EXERCISE PROMPT:
Return every line below as is, leaving out the pictures.

## Start ENTRIES PROVIDED

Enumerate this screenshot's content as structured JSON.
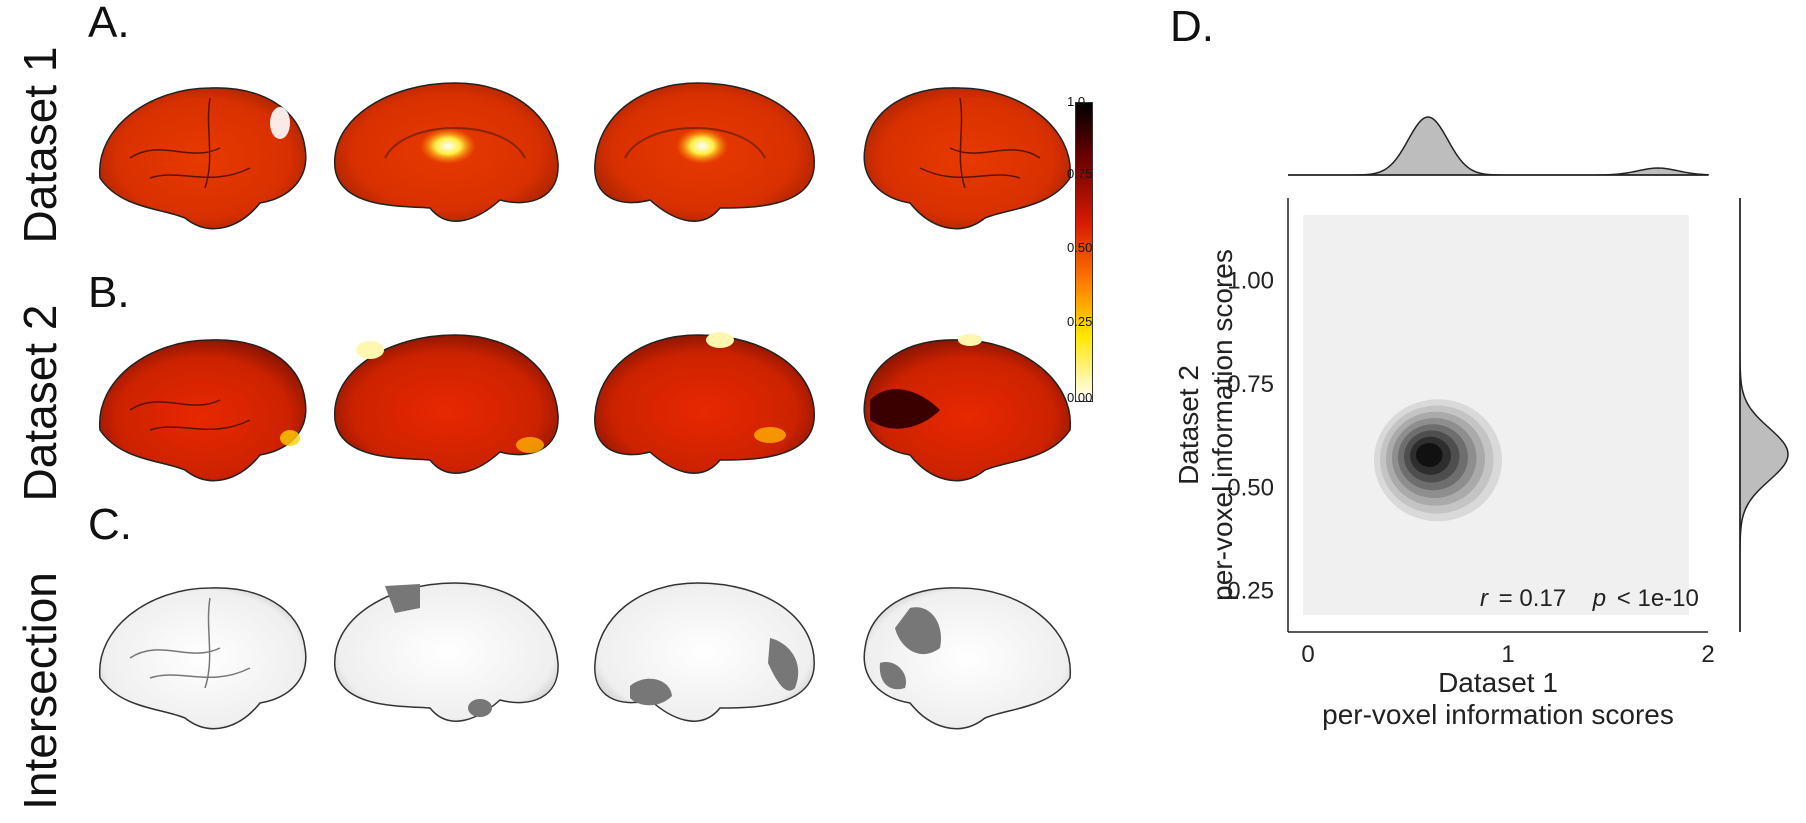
{
  "panels": {
    "a": "A.",
    "b": "B.",
    "c": "C.",
    "d": "D."
  },
  "rows": {
    "dataset1": "Dataset 1",
    "dataset2": "Dataset 2",
    "intersection": "Intersection"
  },
  "colorbar": {
    "ticks": [
      "1.0",
      "0.75",
      "0.50",
      "0.25",
      "0.00"
    ],
    "colors": [
      "#000000",
      "#6a0000",
      "#d61a00",
      "#ff7a00",
      "#ffe600",
      "#ffffff"
    ]
  },
  "brain_views": [
    "left-lateral",
    "left-medial",
    "right-medial",
    "right-lateral"
  ],
  "chart_data": {
    "type": "scatter",
    "subtype": "kde-joint-plot",
    "xlabel_line1": "Dataset 1",
    "xlabel_line2": "per-voxel information scores",
    "ylabel_line1": "Dataset 2",
    "ylabel_line2": "per-voxel information scores",
    "xlim": [
      -0.1,
      2.0
    ],
    "ylim": [
      0.15,
      1.2
    ],
    "x_ticks": [
      0,
      1,
      2
    ],
    "y_ticks": [
      "1.00",
      "0.75",
      "0.50",
      "0.25"
    ],
    "y_tick_values": [
      1.0,
      0.75,
      0.5,
      0.25
    ],
    "density_peak": {
      "x": 0.6,
      "y": 0.58
    },
    "annotation_r_symbol": "r",
    "annotation_r_value": "= 0.17",
    "annotation_p_symbol": "p",
    "annotation_p_value": "< 1e-10",
    "grid": false,
    "background": "#f0f0f0",
    "marginal_x_peaks": [
      {
        "x": 0.6,
        "h": 1.0
      },
      {
        "x": 1.75,
        "h": 0.12
      }
    ],
    "marginal_y_peak": 0.58
  }
}
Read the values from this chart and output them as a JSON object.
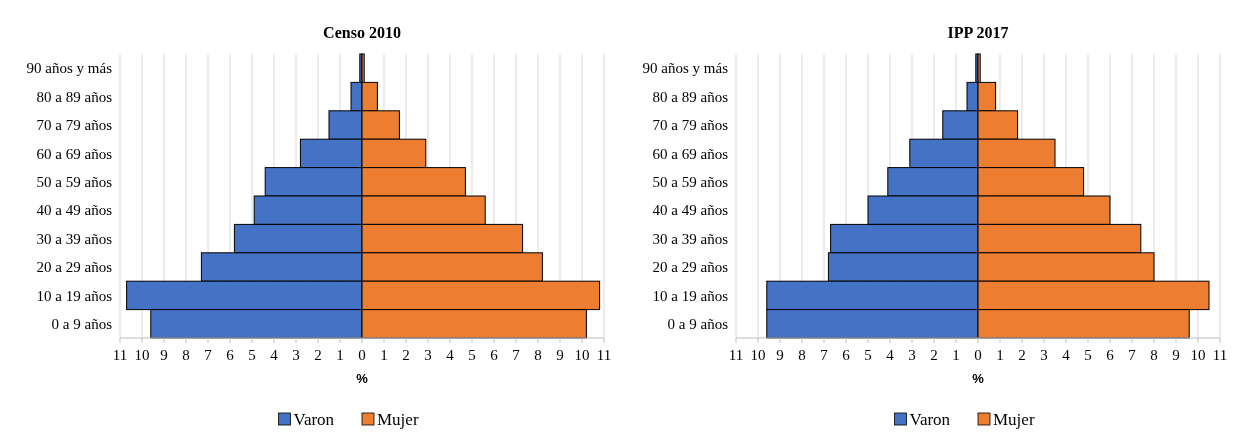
{
  "chart_data": [
    {
      "type": "bar",
      "title": "Censo 2010",
      "xlabel": "%",
      "orientation": "horizontal",
      "stacked": true,
      "grid": "x",
      "legend": "bottom",
      "categories": [
        "90 años y más",
        "80 a 89 años",
        "70 a 79 años",
        "60 a 69 años",
        "50 a 59 años",
        "40 a 49 años",
        "30 a 39 años",
        "20 a 29 años",
        "10 a 19 años",
        "0 a 9 años"
      ],
      "series": [
        {
          "name": "Varon",
          "color": "#4472c4",
          "values": [
            -0.1,
            -0.5,
            -1.5,
            -2.8,
            -4.4,
            -4.9,
            -5.8,
            -7.3,
            -10.7,
            -9.6
          ]
        },
        {
          "name": "Mujer",
          "color": "#ed7d31",
          "values": [
            0.1,
            0.7,
            1.7,
            2.9,
            4.7,
            5.6,
            7.3,
            8.2,
            10.8,
            10.2
          ]
        }
      ],
      "xlim": [
        -11,
        11
      ],
      "xticks": [
        {
          "value": -11,
          "label": "11"
        },
        {
          "value": -10,
          "label": "10"
        },
        {
          "value": -9,
          "label": "9"
        },
        {
          "value": -8,
          "label": "8"
        },
        {
          "value": -7,
          "label": "7"
        },
        {
          "value": -6,
          "label": "6"
        },
        {
          "value": -5,
          "label": "5"
        },
        {
          "value": -4,
          "label": "4"
        },
        {
          "value": -3,
          "label": "3"
        },
        {
          "value": -2,
          "label": "2"
        },
        {
          "value": -1,
          "label": "1"
        },
        0,
        1,
        2,
        3,
        4,
        5,
        6,
        7,
        8,
        9,
        10,
        11
      ]
    },
    {
      "type": "bar",
      "title": "IPP 2017",
      "xlabel": "%",
      "orientation": "horizontal",
      "stacked": true,
      "grid": "x",
      "legend": "bottom",
      "categories": [
        "90 años y más",
        "80 a 89 años",
        "70 a 79 años",
        "60 a 69 años",
        "50 a 59 años",
        "40 a 49 años",
        "30 a 39 años",
        "20 a 29 años",
        "10 a 19 años",
        "0 a 9 años"
      ],
      "series": [
        {
          "name": "Varon",
          "color": "#4472c4",
          "values": [
            -0.1,
            -0.5,
            -1.6,
            -3.1,
            -4.1,
            -5.0,
            -6.7,
            -6.8,
            -9.6,
            -9.6
          ]
        },
        {
          "name": "Mujer",
          "color": "#ed7d31",
          "values": [
            0.1,
            0.8,
            1.8,
            3.5,
            4.8,
            6.0,
            7.4,
            8.0,
            10.5,
            9.6
          ]
        }
      ],
      "xlim": [
        -11,
        11
      ],
      "xticks": [
        {
          "value": -11,
          "label": "11"
        },
        {
          "value": -10,
          "label": "10"
        },
        {
          "value": -9,
          "label": "9"
        },
        {
          "value": -8,
          "label": "8"
        },
        {
          "value": -7,
          "label": "7"
        },
        {
          "value": -6,
          "label": "6"
        },
        {
          "value": -5,
          "label": "5"
        },
        {
          "value": -4,
          "label": "4"
        },
        {
          "value": -3,
          "label": "3"
        },
        {
          "value": -2,
          "label": "2"
        },
        {
          "value": -1,
          "label": "1"
        },
        0,
        1,
        2,
        3,
        4,
        5,
        6,
        7,
        8,
        9,
        10,
        11
      ]
    }
  ]
}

## End ENTRIES PROVIDED

THE ANSWER:
Enumerate this screenshot's content as structured JSON.
{
  "panels": {
    "a": "A.",
    "b": "B.",
    "c": "C.",
    "d": "D."
  },
  "rows": {
    "dataset1": "Dataset 1",
    "dataset2": "Dataset 2",
    "intersection": "Intersection"
  },
  "colorbar": {
    "ticks": [
      "1.0",
      "0.75",
      "0.50",
      "0.25",
      "0.00"
    ],
    "colors": [
      "#000000",
      "#6a0000",
      "#d61a00",
      "#ff7a00",
      "#ffe600",
      "#ffffff"
    ]
  },
  "brain_views": [
    "left-lateral",
    "left-medial",
    "right-medial",
    "right-lateral"
  ],
  "chart_data": {
    "type": "scatter",
    "subtype": "kde-joint-plot",
    "xlabel_line1": "Dataset 1",
    "xlabel_line2": "per-voxel information scores",
    "ylabel_line1": "Dataset 2",
    "ylabel_line2": "per-voxel information scores",
    "xlim": [
      -0.1,
      2.0
    ],
    "ylim": [
      0.15,
      1.2
    ],
    "x_ticks": [
      0,
      1,
      2
    ],
    "y_ticks": [
      "1.00",
      "0.75",
      "0.50",
      "0.25"
    ],
    "y_tick_values": [
      1.0,
      0.75,
      0.5,
      0.25
    ],
    "density_peak": {
      "x": 0.6,
      "y": 0.58
    },
    "annotation_r_symbol": "r",
    "annotation_r_value": "= 0.17",
    "annotation_p_symbol": "p",
    "annotation_p_value": "< 1e-10",
    "grid": false,
    "background": "#f0f0f0",
    "marginal_x_peaks": [
      {
        "x": 0.6,
        "h": 1.0
      },
      {
        "x": 1.75,
        "h": 0.12
      }
    ],
    "marginal_y_peak": 0.58
  }
}
Read the values from this chart and output them as a JSON object.
{
  "chart_data": [
    {
      "type": "bar",
      "title": "Censo 2010",
      "xlabel": "%",
      "orientation": "horizontal",
      "stacked": true,
      "grid": "x",
      "legend": "bottom",
      "categories": [
        "90 años y más",
        "80 a 89 años",
        "70 a 79 años",
        "60 a 69 años",
        "50 a 59 años",
        "40 a 49 años",
        "30 a 39 años",
        "20 a 29 años",
        "10 a 19 años",
        "0 a 9 años"
      ],
      "series": [
        {
          "name": "Varon",
          "color": "#4472c4",
          "values": [
            -0.1,
            -0.5,
            -1.5,
            -2.8,
            -4.4,
            -4.9,
            -5.8,
            -7.3,
            -10.7,
            -9.6
          ]
        },
        {
          "name": "Mujer",
          "color": "#ed7d31",
          "values": [
            0.1,
            0.7,
            1.7,
            2.9,
            4.7,
            5.6,
            7.3,
            8.2,
            10.8,
            10.2
          ]
        }
      ],
      "xlim": [
        -11,
        11
      ],
      "xticks": [
        {
          "value": -11,
          "label": "11"
        },
        {
          "value": -10,
          "label": "10"
        },
        {
          "value": -9,
          "label": "9"
        },
        {
          "value": -8,
          "label": "8"
        },
        {
          "value": -7,
          "label": "7"
        },
        {
          "value": -6,
          "label": "6"
        },
        {
          "value": -5,
          "label": "5"
        },
        {
          "value": -4,
          "label": "4"
        },
        {
          "value": -3,
          "label": "3"
        },
        {
          "value": -2,
          "label": "2"
        },
        {
          "value": -1,
          "label": "1"
        },
        0,
        1,
        2,
        3,
        4,
        5,
        6,
        7,
        8,
        9,
        10,
        11
      ]
    },
    {
      "type": "bar",
      "title": "IPP 2017",
      "xlabel": "%",
      "orientation": "horizontal",
      "stacked": true,
      "grid": "x",
      "legend": "bottom",
      "categories": [
        "90 años y más",
        "80 a 89 años",
        "70 a 79 años",
        "60 a 69 años",
        "50 a 59 años",
        "40 a 49 años",
        "30 a 39 años",
        "20 a 29 años",
        "10 a 19 años",
        "0 a 9 años"
      ],
      "series": [
        {
          "name": "Varon",
          "color": "#4472c4",
          "values": [
            -0.1,
            -0.5,
            -1.6,
            -3.1,
            -4.1,
            -5.0,
            -6.7,
            -6.8,
            -9.6,
            -9.6
          ]
        },
        {
          "name": "Mujer",
          "color": "#ed7d31",
          "values": [
            0.1,
            0.8,
            1.8,
            3.5,
            4.8,
            6.0,
            7.4,
            8.0,
            10.5,
            9.6
          ]
        }
      ],
      "xlim": [
        -11,
        11
      ],
      "xticks": [
        {
          "value": -11,
          "label": "11"
        },
        {
          "value": -10,
          "label": "10"
        },
        {
          "value": -9,
          "label": "9"
        },
        {
          "value": -8,
          "label": "8"
        },
        {
          "value": -7,
          "label": "7"
        },
        {
          "value": -6,
          "label": "6"
        },
        {
          "value": -5,
          "label": "5"
        },
        {
          "value": -4,
          "label": "4"
        },
        {
          "value": -3,
          "label": "3"
        },
        {
          "value": -2,
          "label": "2"
        },
        {
          "value": -1,
          "label": "1"
        },
        0,
        1,
        2,
        3,
        4,
        5,
        6,
        7,
        8,
        9,
        10,
        11
      ]
    }
  ]
}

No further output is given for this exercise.